YOUR GOAL: Your task is to copy each line that has the word "comme".

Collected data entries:
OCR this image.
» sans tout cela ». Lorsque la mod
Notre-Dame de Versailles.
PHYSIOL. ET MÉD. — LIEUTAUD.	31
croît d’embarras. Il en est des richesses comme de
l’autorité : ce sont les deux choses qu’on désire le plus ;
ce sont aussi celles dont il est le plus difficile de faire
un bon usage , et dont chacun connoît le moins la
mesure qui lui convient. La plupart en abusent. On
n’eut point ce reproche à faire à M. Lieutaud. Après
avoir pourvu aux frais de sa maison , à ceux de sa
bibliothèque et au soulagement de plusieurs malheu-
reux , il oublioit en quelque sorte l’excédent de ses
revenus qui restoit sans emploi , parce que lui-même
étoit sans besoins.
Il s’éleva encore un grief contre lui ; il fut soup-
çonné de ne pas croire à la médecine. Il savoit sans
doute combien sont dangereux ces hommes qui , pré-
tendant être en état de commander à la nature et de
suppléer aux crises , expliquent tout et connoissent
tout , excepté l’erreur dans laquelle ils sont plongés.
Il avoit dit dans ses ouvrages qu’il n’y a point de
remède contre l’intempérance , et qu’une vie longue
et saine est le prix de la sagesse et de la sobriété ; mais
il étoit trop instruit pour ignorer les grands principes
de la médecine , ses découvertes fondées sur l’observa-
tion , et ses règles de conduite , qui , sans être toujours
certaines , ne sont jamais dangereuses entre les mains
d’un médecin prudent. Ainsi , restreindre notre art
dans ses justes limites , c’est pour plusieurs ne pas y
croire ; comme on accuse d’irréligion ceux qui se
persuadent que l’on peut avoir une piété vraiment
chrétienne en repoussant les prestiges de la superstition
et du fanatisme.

TASK RESPONSE:
croît d’embarras. Il en est des richesses comme de
croire ; comme on accuse d’irréligion ceux qui se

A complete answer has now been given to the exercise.